#### What to produce:
Count the lines in the records below that contain the word "کاهش", and reply with only that number.

+-------+

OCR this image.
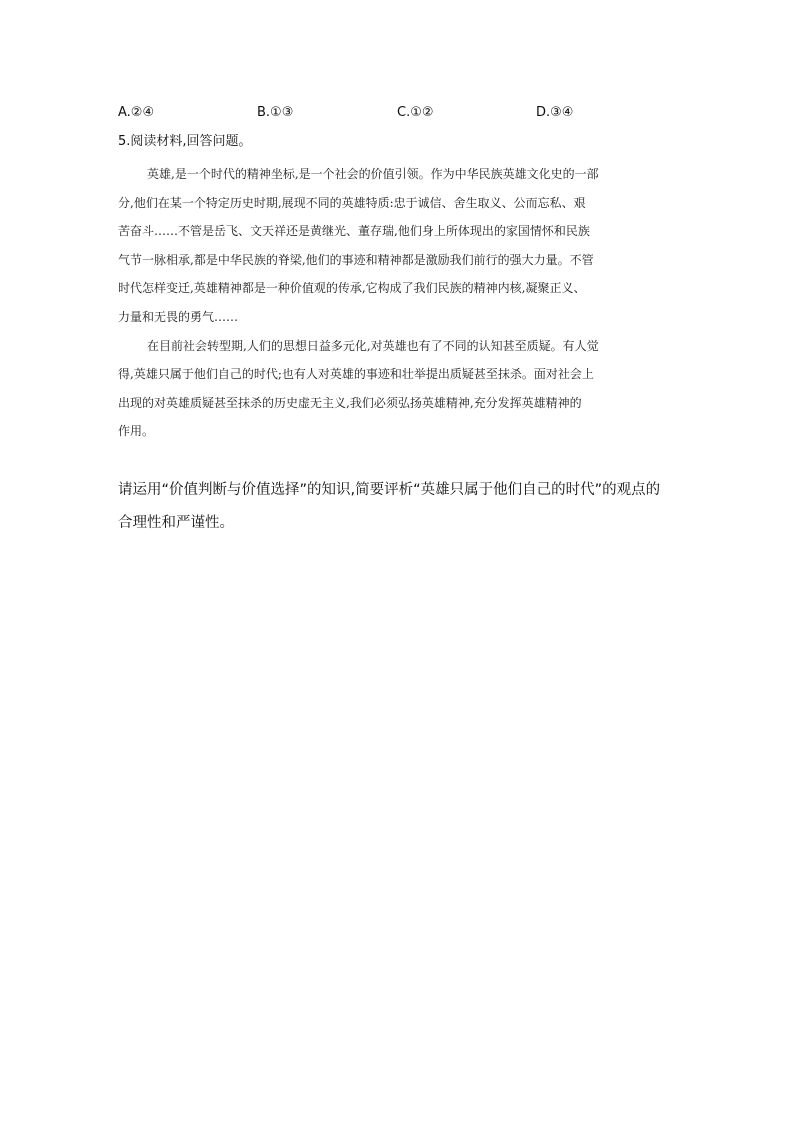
A.②④	B.①③	C.①②	D.③④
5.阅读材料,回答问题。
英雄,是一个时代的精神坐标,是一个社会的价值引领。作为中华民族英雄文化史的一部
分,他们在某一个特定历史时期,展现不同的英雄特质:忠于诚信、舍生取义、公而忘私、艰
苦奋斗……不管是岳飞、文天祥还是黄继光、董存瑞,他们身上所体现出的家国情怀和民族
气节一脉相承,都是中华民族的脊梁,他们的事迹和精神都是激励我们前行的强大力量。不管
时代怎样变迁,英雄精神都是一种价值观的传承,它构成了我们民族的精神内核,凝聚正义、
力量和无畏的勇气……
在目前社会转型期,人们的思想日益多元化,对英雄也有了不同的认知甚至质疑。有人觉
得,英雄只属于他们自己的时代;也有人对英雄的事迹和壮举提出质疑甚至抹杀。面对社会上
出现的对英雄质疑甚至抹杀的历史虚无主义,我们必须弘扬英雄精神,充分发挥英雄精神的
作用。
请运用“价值判断与价值选择”的知识,简要评析“英雄只属于他们自己的时代”的观点的
合理性和严谨性。
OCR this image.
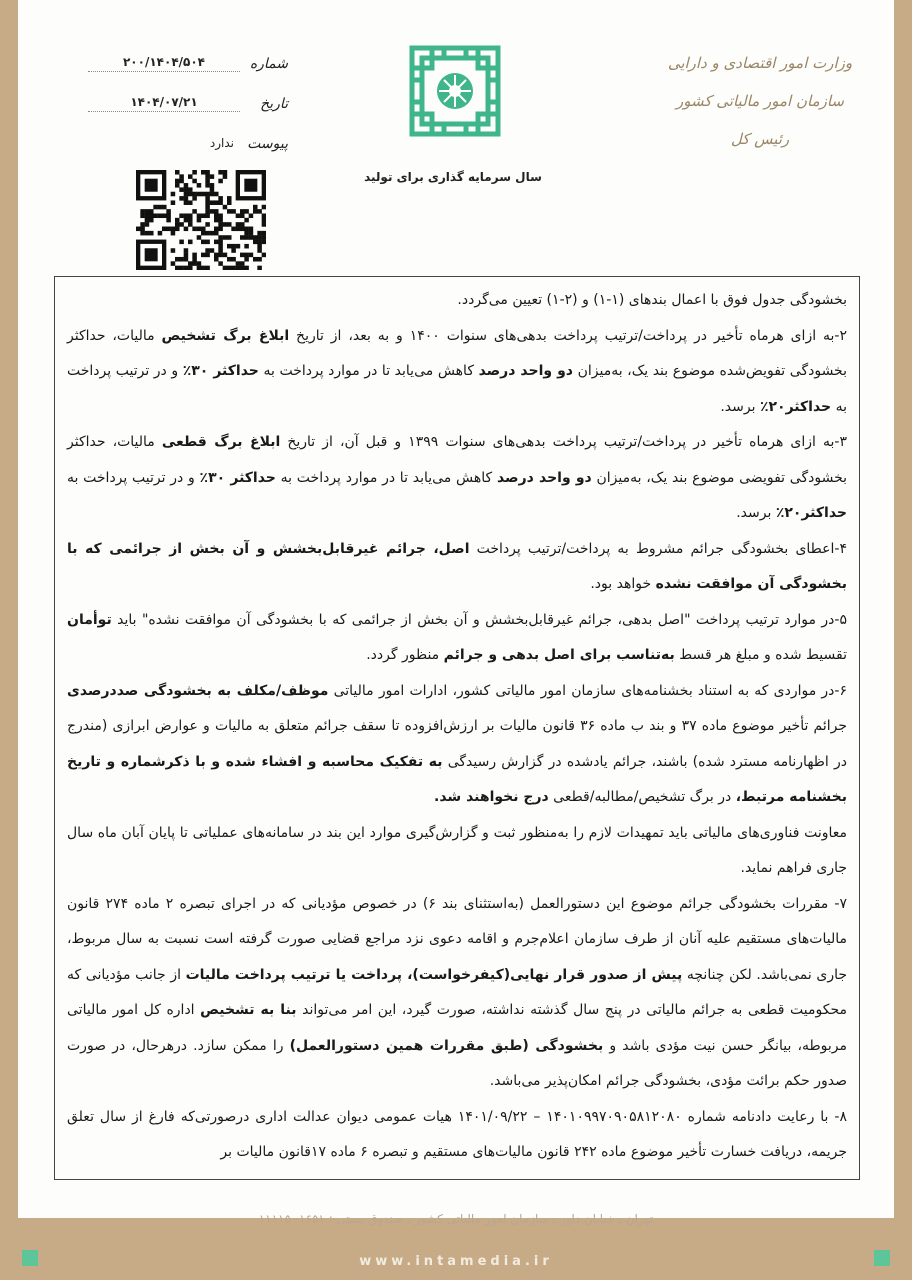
وزارت امور اقتصادی و دارایی
سازمان امور مالیاتی کشور
رئیس کل
سال سرمایه گذاری برای تولید
شماره
۲۰۰/۱۴۰۴/۵۰۴
تاریخ
۱۴۰۴/۰۷/۲۱
پیوست
ندارد

بخشودگی جدول فوق با اعمال بندهای (۱-۱) و (۲-۱) تعیین می‌گردد.

۲-به ازای هرماه تأخیر در پرداخت/ترتیب پرداخت بدهی‌های سنوات ۱۴۰۰ و به بعد، از تاریخ ابلاغ برگ تشخیص مالیات، حداکثر بخشودگی تفویض‌شده موضوع بند یک، به‌میزان دو واحد درصد کاهش می‌یابد تا در موارد پرداخت به حداکثر ۳۰٪ و در ترتیب پرداخت به حداکثر۲۰٪ برسد.

۳-به ازای هرماه تأخیر در پرداخت/ترتیب پرداخت بدهی‌های سنوات ۱۳۹۹ و قبل آن، از تاریخ ابلاغ برگ قطعی مالیات، حداکثر بخشودگی تفویضی موضوع بند یک، به‌میزان دو واحد درصد کاهش می‌یابد تا در موارد پرداخت به حداکثر ۳۰٪ و در ترتیب پرداخت به حداکثر۲۰٪ برسد.

۴-اعطای بخشودگی جرائم مشروط به پرداخت/ترتیب پرداخت اصل، جرائم غیرقابل‌بخشش و آن بخش از جرائمی که با بخشودگی آن موافقت نشده خواهد بود.

۵-در موارد ترتیب پرداخت "اصل بدهی، جرائم غیرقابل‌بخشش و آن بخش از جرائمی که با بخشودگی آن موافقت نشده" باید توأمان تقسیط شده و مبلغ هر قسط به‌تناسب برای اصل بدهی و جرائم منظور گردد.

۶-در مواردی که به استناد بخشنامه‌های سازمان امور مالیاتی کشور، ادارات امور مالیاتی موظف/مکلف به بخشودگی صددرصدی جرائم تأخیر موضوع ماده ۳۷ و بند ب ماده ۳۶ قانون مالیات بر ارزش‌افزوده تا سقف جرائم متعلق به مالیات و عوارض ابرازی (مندرج در اظهارنامه مسترد شده) باشند، جرائم یادشده در گزارش رسیدگی به تفکیک محاسبه و افشاء شده و با ذکرشماره و تاریخ بخشنامه مرتبط، در برگ تشخیص/مطالبه/قطعی درج نخواهند شد.

معاونت فناوری‌های مالیاتی باید تمهیدات لازم را به‌منظور ثبت و گزارش‌گیری موارد این بند در سامانه‌های عملیاتی تا پایان آبان ماه سال جاری فراهم نماید.

۷- مقررات بخشودگی جرائم موضوع این دستورالعمل (به‌استثنای بند ۶) در خصوص مؤدیانی که در اجرای تبصره ۲ ماده ۲۷۴ قانون مالیات‌های مستقیم علیه آنان از طرف سازمان اعلام‌جرم و اقامه دعوی نزد مراجع قضایی صورت گرفته است نسبت به سال مربوط، جاری نمی‌باشد. لکن چنانچه پیش از صدور قرار نهایی(کیفرخواست)، پرداخت یا ترتیب پرداخت مالیات از جانب مؤدیانی که محکومیت قطعی به جرائم مالیاتی در پنج سال گذشته نداشته، صورت گیرد، این امر می‌تواند بنا به تشخیص اداره کل امور مالیاتی مربوطه، بیانگر حسن نیت مؤدی باشد و بخشودگی (طبق مقررات همین دستورالعمل) را ممکن سازد. درهرحال، در صورت صدور حکم برائت مؤدی، بخشودگی جرائم امکان‌پذیر می‌باشد.

۸- با رعایت دادنامه شماره ۱۴۰۱۰۹۹۷۰۹۰۵۸۱۲۰۸۰ – ۱۴۰۱/۰۹/۲۲ هیات عمومی دیوان عدالت اداری درصورتی‌که فارغ از سال تعلق جریمه، دریافت خسارت تأخیر موضوع ماده ۲۴۲ قانون مالیات‌های مستقیم و تبصره ۶ ماده ۱۷قانون مالیات بر

تهران ـ خیابان داور ـ سازمان امور مالیاتی کشور ـ صندوق پستی : ۱۶۵۱- ۱۱۱۱۵
www.intamedia.ir
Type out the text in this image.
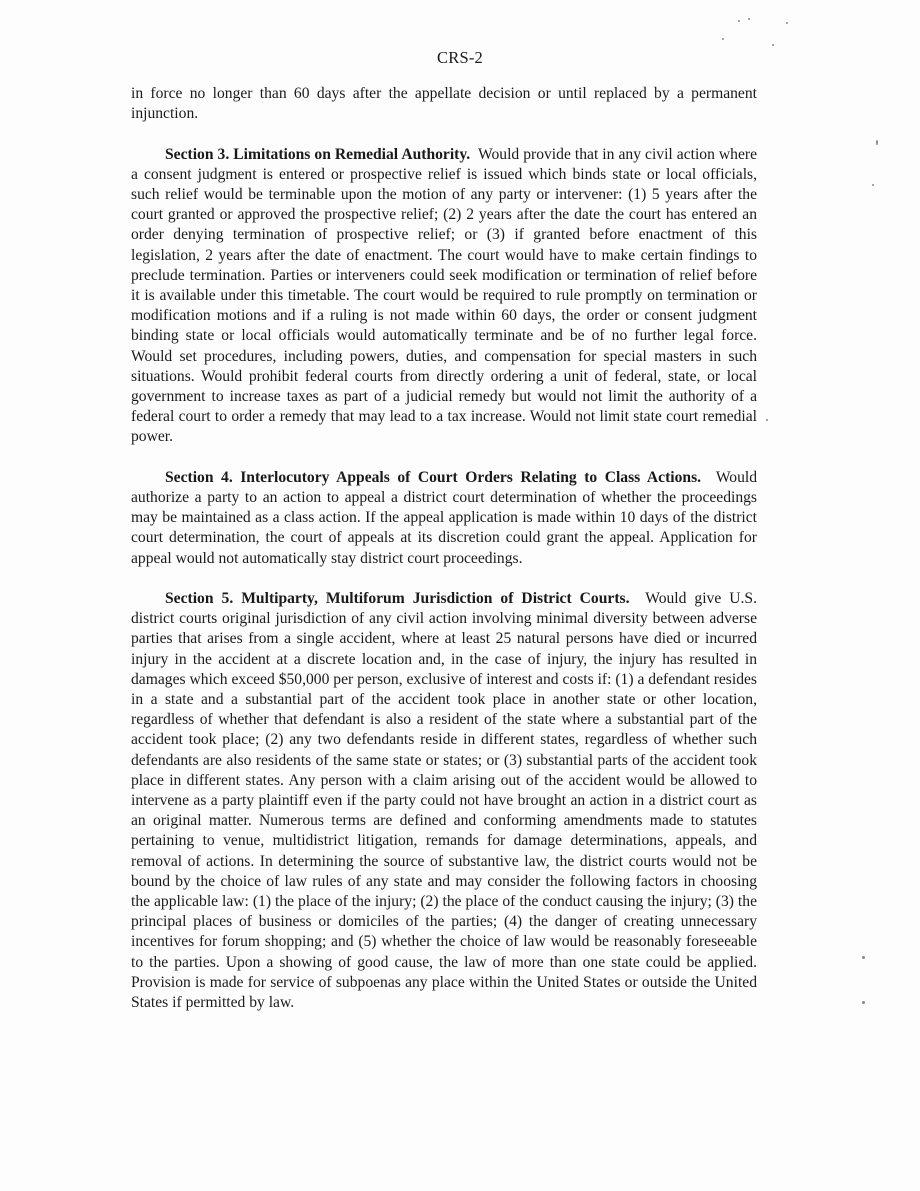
CRS-2

in force no longer than 60 days after the appellate decision or until replaced by a permanent injunction.

Section 3. Limitations on Remedial Authority. Would provide that in any civil action where a consent judgment is entered or prospective relief is issued which binds state or local officials, such relief would be terminable upon the motion of any party or intervener: (1) 5 years after the court granted or approved the prospective relief; (2) 2 years after the date the court has entered an order denying termination of prospective relief; or (3) if granted before enactment of this legislation, 2 years after the date of enactment. The court would have to make certain findings to preclude termination. Parties or interveners could seek modification or termination of relief before it is available under this timetable. The court would be required to rule promptly on termination or modification motions and if a ruling is not made within 60 days, the order or consent judgment binding state or local officials would automatically terminate and be of no further legal force. Would set procedures, including powers, duties, and compensation for special masters in such situations. Would prohibit federal courts from directly ordering a unit of federal, state, or local government to increase taxes as part of a judicial remedy but would not limit the authority of a federal court to order a remedy that may lead to a tax increase. Would not limit state court remedial power.

Section 4. Interlocutory Appeals of Court Orders Relating to Class Actions. Would authorize a party to an action to appeal a district court determination of whether the proceedings may be maintained as a class action. If the appeal application is made within 10 days of the district court determination, the court of appeals at its discretion could grant the appeal. Application for appeal would not automatically stay district court proceedings.

Section 5. Multiparty, Multiforum Jurisdiction of District Courts. Would give U.S. district courts original jurisdiction of any civil action involving minimal diversity between adverse parties that arises from a single accident, where at least 25 natural persons have died or incurred injury in the accident at a discrete location and, in the case of injury, the injury has resulted in damages which exceed $50,000 per person, exclusive of interest and costs if: (1) a defendant resides in a state and a substantial part of the accident took place in another state or other location, regardless of whether that defendant is also a resident of the state where a substantial part of the accident took place; (2) any two defendants reside in different states, regardless of whether such defendants are also residents of the same state or states; or (3) substantial parts of the accident took place in different states. Any person with a claim arising out of the accident would be allowed to intervene as a party plaintiff even if the party could not have brought an action in a district court as an original matter. Numerous terms are defined and conforming amendments made to statutes pertaining to venue, multidistrict litigation, remands for damage determinations, appeals, and removal of actions. In determining the source of substantive law, the district courts would not be bound by the choice of law rules of any state and may consider the following factors in choosing the applicable law: (1) the place of the injury; (2) the place of the conduct causing the injury; (3) the principal places of business or domiciles of the parties; (4) the danger of creating unnecessary incentives for forum shopping; and (5) whether the choice of law would be reasonably foreseeable to the parties. Upon a showing of good cause, the law of more than one state could be applied. Provision is made for service of subpoenas any place within the United States or outside the United States if permitted by law.
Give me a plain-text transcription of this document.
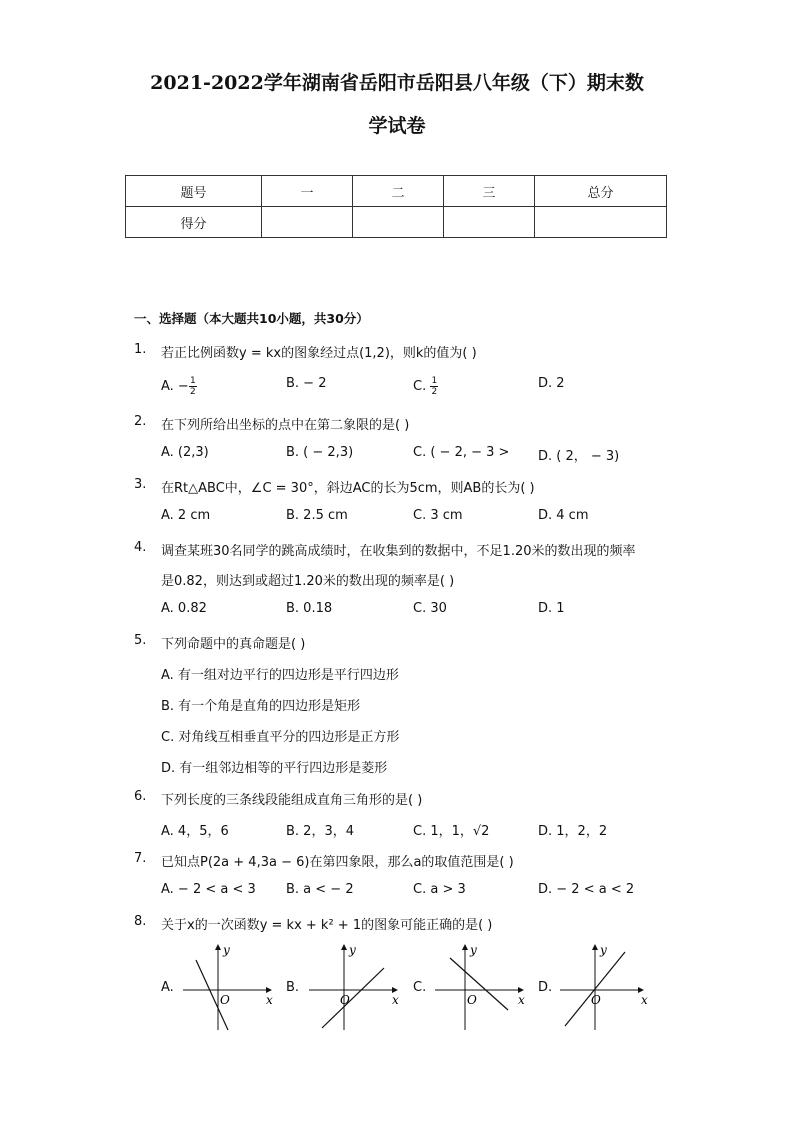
2021-2022学年湖南省岳阳市岳阳县八年级（下）期末数
学试卷
题号	一	二	三	总分
得分				
一、选择题（本大题共10小题，共30分）
1. 若正比例函数y = kx的图象经过点(1,2)，则k的值为( )
A. − $\frac{1}{2}$	B. − 2	C. $\frac{1}{2}$	D. 2
2. 在下列所给出坐标的点中在第二象限的是( )
A. (2,3)	B. ( − 2,3)	C. ( − 2, − 3 > D. ( 2， − 3)
3. 在Rt△ABC中，∠C = 30°，斜边AC的长为5cm，则AB的长为( )
A. 2 cm	B. 2.5 cm	C. 3 cm	D. 4 cm
4. 调查某班30名同学的跳高成绩时，在收集到的数据中，不足1.20米的数出现的频率
是0.82，则达到或超过1.20米的数出现的频率是( )
A. 0.82	B. 0.18	C. 30	D. 1
5. 下列命题中的真命题是( )
A. 有一组对边平行的四边形是平行四边形
B. 有一个角是直角的四边形是矩形
C. 对角线互相垂直平分的四边形是正方形
D. 有一组邻边相等的平行四边形是菱形
6. 下列长度的三条线段能组成直角三角形的是( )
A. 4，5，6	B. 2，3，4	C. 1，1，√2	D. 1，2，2
7. 已知点P(2a + 4,3a − 6)在第四象限，那么a的取值范围是( )
A. − 2 < a < 3 B. a < − 2	C. a > 3	D. − 2 < a < 2
8. 关于x的一次函数y = kx + k² + 1的图象可能正确的是( )
A.
x
y
O
B.
x
y
O
C.
x
y
O
D.
x
y
O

+-------+

#### Task output:
2